* START STORED DATA *

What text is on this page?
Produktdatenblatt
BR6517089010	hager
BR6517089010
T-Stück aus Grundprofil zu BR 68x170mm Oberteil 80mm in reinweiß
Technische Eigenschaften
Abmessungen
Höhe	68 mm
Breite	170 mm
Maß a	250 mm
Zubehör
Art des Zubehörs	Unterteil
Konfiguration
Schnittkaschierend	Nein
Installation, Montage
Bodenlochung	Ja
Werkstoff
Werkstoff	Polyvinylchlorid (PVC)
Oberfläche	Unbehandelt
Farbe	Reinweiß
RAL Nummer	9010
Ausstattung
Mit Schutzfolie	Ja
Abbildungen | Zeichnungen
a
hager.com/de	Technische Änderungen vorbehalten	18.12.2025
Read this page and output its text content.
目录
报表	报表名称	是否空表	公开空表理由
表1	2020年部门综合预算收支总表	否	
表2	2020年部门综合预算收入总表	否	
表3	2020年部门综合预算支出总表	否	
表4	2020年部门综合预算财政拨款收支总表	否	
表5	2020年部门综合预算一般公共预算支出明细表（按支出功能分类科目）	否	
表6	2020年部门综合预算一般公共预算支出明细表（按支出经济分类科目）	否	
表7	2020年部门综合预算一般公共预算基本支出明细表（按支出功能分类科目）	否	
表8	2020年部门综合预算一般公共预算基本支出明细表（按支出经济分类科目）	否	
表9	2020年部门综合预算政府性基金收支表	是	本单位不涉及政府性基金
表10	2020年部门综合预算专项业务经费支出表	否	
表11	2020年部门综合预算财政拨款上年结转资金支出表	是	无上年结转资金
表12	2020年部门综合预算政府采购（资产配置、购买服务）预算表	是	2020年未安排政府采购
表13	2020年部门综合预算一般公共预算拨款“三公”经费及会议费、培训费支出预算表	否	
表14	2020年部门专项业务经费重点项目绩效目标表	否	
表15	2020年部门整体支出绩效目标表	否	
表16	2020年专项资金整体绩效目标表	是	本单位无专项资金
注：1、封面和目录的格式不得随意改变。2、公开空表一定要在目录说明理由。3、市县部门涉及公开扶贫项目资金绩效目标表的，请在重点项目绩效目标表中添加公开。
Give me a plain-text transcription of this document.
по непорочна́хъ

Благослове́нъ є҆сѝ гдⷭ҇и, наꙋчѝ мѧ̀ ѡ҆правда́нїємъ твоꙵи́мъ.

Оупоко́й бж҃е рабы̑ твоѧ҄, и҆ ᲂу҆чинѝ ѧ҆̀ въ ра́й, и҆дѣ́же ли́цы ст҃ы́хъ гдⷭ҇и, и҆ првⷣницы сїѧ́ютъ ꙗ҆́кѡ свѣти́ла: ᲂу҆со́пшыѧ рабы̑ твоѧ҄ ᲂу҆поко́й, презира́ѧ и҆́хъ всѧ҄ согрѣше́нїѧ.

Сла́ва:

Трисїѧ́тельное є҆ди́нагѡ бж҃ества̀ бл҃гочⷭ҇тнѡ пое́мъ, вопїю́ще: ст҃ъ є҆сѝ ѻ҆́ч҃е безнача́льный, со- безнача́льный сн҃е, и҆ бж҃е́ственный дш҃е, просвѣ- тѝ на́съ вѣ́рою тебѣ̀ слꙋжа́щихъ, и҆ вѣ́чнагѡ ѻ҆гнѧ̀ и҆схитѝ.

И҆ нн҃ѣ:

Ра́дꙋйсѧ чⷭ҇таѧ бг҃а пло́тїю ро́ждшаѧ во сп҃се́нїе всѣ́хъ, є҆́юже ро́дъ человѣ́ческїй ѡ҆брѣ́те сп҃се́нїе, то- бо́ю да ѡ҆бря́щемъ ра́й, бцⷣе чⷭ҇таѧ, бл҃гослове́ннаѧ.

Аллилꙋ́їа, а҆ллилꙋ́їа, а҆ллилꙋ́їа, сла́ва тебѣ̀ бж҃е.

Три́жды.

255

* END STORED DATA *

## PROBLEM STATEMENT:
Output a single number: how many lines contain the word "Werkstoff".

## FINISHED TASK:
2